Rows from a dataset
┄┄┄┄┄┄┄┄┄┄┄┄┄┄┄┄┄┄┄┄

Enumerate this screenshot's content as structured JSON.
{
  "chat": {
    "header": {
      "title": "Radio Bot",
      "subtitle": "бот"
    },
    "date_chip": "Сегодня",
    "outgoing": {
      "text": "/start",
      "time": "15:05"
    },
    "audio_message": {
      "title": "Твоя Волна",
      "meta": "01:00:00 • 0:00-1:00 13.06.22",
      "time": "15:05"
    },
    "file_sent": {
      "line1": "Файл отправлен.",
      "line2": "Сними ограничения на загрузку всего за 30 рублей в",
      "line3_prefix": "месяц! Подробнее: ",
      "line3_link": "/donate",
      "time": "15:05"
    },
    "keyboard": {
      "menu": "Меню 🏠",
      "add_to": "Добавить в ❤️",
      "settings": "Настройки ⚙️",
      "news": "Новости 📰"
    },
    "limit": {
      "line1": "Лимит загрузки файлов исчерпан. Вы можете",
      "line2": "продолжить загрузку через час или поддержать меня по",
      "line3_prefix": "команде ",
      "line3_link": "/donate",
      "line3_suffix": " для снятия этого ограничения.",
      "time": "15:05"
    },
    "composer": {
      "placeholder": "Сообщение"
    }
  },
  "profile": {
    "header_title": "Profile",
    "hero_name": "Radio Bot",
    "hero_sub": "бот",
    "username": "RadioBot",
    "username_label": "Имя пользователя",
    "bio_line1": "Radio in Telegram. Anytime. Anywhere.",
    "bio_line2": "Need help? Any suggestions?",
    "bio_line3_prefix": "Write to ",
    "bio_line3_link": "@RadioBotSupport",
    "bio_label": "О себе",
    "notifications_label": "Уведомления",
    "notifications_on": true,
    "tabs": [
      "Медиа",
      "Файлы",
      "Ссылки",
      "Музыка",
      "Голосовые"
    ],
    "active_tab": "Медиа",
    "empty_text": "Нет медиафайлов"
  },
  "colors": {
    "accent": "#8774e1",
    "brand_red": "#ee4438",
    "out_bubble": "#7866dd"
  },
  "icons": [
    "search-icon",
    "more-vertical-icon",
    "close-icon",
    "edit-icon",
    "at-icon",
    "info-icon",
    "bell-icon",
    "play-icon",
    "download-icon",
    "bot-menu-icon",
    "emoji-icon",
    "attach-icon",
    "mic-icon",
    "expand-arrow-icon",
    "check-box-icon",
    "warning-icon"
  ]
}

┄┄┄┄┄┄┄┄┄┄┄┄┄┄┄┄┄┄┄┄

WHAT YOU WILL DO
State the number of lines in these entries that include the string "ограничения". Provide nothing beyond that number.

RESPONSE TO THIS TASK
2